Collected data
────────────────────────────────────────

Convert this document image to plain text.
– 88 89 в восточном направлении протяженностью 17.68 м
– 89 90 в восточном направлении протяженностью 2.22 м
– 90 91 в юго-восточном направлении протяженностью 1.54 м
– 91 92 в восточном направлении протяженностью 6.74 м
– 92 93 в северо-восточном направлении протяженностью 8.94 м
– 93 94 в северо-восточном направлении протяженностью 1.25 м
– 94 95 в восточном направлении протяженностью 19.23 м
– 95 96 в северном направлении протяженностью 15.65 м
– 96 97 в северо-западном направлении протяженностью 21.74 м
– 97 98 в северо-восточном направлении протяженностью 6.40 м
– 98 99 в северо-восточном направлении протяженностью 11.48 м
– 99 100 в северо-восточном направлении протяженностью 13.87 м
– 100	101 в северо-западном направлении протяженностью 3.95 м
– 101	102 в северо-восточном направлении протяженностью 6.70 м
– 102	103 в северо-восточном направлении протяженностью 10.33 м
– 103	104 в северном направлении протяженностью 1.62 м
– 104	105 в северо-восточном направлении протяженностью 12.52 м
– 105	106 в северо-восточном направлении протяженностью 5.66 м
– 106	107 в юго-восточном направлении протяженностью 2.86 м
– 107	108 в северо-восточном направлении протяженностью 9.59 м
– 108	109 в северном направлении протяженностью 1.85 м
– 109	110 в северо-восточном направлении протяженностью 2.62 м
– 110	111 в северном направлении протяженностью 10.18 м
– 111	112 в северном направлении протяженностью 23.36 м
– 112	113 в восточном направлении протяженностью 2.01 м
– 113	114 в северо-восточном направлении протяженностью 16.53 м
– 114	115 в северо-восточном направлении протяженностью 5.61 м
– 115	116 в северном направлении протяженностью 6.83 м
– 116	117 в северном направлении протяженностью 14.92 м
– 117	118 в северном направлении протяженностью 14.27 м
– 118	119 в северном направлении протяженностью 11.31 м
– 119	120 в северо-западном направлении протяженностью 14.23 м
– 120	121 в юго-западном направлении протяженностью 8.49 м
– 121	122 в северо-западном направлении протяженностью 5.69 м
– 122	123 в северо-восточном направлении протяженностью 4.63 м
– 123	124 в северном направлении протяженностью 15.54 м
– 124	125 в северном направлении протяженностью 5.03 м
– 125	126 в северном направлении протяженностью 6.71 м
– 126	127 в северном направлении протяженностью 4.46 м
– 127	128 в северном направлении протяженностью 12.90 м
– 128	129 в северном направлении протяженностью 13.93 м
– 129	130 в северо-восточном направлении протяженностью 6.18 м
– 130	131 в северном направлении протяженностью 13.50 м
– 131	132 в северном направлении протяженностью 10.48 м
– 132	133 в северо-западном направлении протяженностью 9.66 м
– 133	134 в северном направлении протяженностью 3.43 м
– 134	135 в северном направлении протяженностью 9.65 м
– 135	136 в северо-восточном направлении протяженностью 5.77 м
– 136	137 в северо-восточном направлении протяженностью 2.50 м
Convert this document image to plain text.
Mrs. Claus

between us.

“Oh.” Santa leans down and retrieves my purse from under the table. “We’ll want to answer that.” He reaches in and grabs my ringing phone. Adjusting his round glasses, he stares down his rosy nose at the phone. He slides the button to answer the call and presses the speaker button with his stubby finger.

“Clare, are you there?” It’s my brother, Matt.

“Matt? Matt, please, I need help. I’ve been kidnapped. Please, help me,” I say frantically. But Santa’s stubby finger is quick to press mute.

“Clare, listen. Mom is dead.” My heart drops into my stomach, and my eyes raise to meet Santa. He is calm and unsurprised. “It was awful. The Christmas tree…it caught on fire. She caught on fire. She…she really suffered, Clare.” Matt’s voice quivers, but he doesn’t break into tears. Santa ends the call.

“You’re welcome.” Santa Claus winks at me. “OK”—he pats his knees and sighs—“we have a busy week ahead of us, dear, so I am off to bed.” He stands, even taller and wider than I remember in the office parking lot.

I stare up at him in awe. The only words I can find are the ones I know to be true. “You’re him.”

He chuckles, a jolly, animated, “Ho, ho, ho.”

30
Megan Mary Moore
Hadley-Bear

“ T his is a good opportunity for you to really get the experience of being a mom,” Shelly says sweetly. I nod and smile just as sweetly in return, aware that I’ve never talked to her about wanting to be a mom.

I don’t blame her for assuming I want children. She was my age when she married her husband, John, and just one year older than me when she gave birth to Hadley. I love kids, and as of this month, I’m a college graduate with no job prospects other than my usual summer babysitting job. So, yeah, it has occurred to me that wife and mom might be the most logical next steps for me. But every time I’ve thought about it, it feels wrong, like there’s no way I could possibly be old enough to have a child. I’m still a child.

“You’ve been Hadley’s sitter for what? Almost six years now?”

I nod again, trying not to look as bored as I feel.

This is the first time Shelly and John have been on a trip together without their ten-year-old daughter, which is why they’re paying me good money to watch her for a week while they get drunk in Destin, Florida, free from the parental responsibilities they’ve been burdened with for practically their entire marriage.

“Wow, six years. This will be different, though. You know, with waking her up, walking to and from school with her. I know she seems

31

────────────────────────────────────────

DO THIS:
Every entry in the listing must be retyped exactly.

SOLUTION:
Convert this document image to plain text.
– 88 89 в восточном направлении протяженностью 17.68 м
– 89 90 в восточном направлении протяженностью 2.22 м
– 90 91 в юго-восточном направлении протяженностью 1.54 м
– 91 92 в восточном направлении протяженностью 6.74 м
– 92 93 в северо-восточном направлении протяженностью 8.94 м
– 93 94 в северо-восточном направлении протяженностью 1.25 м
– 94 95 в восточном направлении протяженностью 19.23 м
– 95 96 в северном направлении протяженностью 15.65 м
– 96 97 в северо-западном направлении протяженностью 21.74 м
– 97 98 в северо-восточном направлении протяженностью 6.40 м
– 98 99 в северо-восточном направлении протяженностью 11.48 м
– 99 100 в северо-восточном направлении протяженностью 13.87 м
– 100	101 в северо-западном направлении протяженностью 3.95 м
– 101	102 в северо-восточном направлении протяженностью 6.70 м
– 102	103 в северо-восточном направлении протяженностью 10.33 м
– 103	104 в северном направлении протяженностью 1.62 м
– 104	105 в северо-восточном направлении протяженностью 12.52 м
– 105	106 в северо-восточном направлении протяженностью 5.66 м
– 106	107 в юго-восточном направлении протяженностью 2.86 м
– 107	108 в северо-восточном направлении протяженностью 9.59 м
– 108	109 в северном направлении протяженностью 1.85 м
– 109	110 в северо-восточном направлении протяженностью 2.62 м
– 110	111 в северном направлении протяженностью 10.18 м
– 111	112 в северном направлении протяженностью 23.36 м
– 112	113 в восточном направлении протяженностью 2.01 м
– 113	114 в северо-восточном направлении протяженностью 16.53 м
– 114	115 в северо-восточном направлении протяженностью 5.61 м
– 115	116 в северном направлении протяженностью 6.83 м
– 116	117 в северном направлении протяженностью 14.92 м
– 117	118 в северном направлении протяженностью 14.27 м
– 118	119 в северном направлении протяженностью 11.31 м
– 119	120 в северо-западном направлении протяженностью 14.23 м
– 120	121 в юго-западном направлении протяженностью 8.49 м
– 121	122 в северо-западном направлении протяженностью 5.69 м
– 122	123 в северо-восточном направлении протяженностью 4.63 м
– 123	124 в северном направлении протяженностью 15.54 м
– 124	125 в северном направлении протяженностью 5.03 м
– 125	126 в северном направлении протяженностью 6.71 м
– 126	127 в северном направлении протяженностью 4.46 м
– 127	128 в северном направлении протяженностью 12.90 м
– 128	129 в северном направлении протяженностью 13.93 м
– 129	130 в северо-восточном направлении протяженностью 6.18 м
– 130	131 в северном направлении протяженностью 13.50 м
– 131	132 в северном направлении протяженностью 10.48 м
– 132	133 в северо-западном направлении протяженностью 9.66 м
– 133	134 в северном направлении протяженностью 3.43 м
– 134	135 в северном направлении протяженностью 9.65 м
– 135	136 в северо-восточном направлении протяженностью 5.77 м
– 136	137 в северо-восточном направлении протяженностью 2.50 м
Convert this document image to plain text.
Mrs. Claus

between us.

“Oh.” Santa leans down and retrieves my purse from under the table. “We’ll want to answer that.” He reaches in and grabs my ringing phone. Adjusting his round glasses, he stares down his rosy nose at the phone. He slides the button to answer the call and presses the speaker button with his stubby finger.

“Clare, are you there?” It’s my brother, Matt.

“Matt? Matt, please, I need help. I’ve been kidnapped. Please, help me,” I say frantically. But Santa’s stubby finger is quick to press mute.

“Clare, listen. Mom is dead.” My heart drops into my stomach, and my eyes raise to meet Santa. He is calm and unsurprised. “It was awful. The Christmas tree…it caught on fire. She caught on fire. She…she really suffered, Clare.” Matt’s voice quivers, but he doesn’t break into tears. Santa ends the call.

“You’re welcome.” Santa Claus winks at me. “OK”—he pats his knees and sighs—“we have a busy week ahead of us, dear, so I am off to bed.” He stands, even taller and wider than I remember in the office parking lot.

I stare up at him in awe. The only words I can find are the ones I know to be true. “You’re him.”

He chuckles, a jolly, animated, “Ho, ho, ho.”

30
Megan Mary Moore
Hadley-Bear

“ T his is a good opportunity for you to really get the experience of being a mom,” Shelly says sweetly. I nod and smile just as sweetly in return, aware that I’ve never talked to her about wanting to be a mom.

I don’t blame her for assuming I want children. She was my age when she married her husband, John, and just one year older than me when she gave birth to Hadley. I love kids, and as of this month, I’m a college graduate with no job prospects other than my usual summer babysitting job. So, yeah, it has occurred to me that wife and mom might be the most logical next steps for me. But every time I’ve thought about it, it feels wrong, like there’s no way I could possibly be old enough to have a child. I’m still a child.

“You’ve been Hadley’s sitter for what? Almost six years now?”

I nod again, trying not to look as bored as I feel.

This is the first time Shelly and John have been on a trip together without their ten-year-old daughter, which is why they’re paying me good money to watch her for a week while they get drunk in Destin, Florida, free from the parental responsibilities they’ve been burdened with for practically their entire marriage.

“Wow, six years. This will be different, though. You know, with waking her up, walking to and from school with her. I know she seems

31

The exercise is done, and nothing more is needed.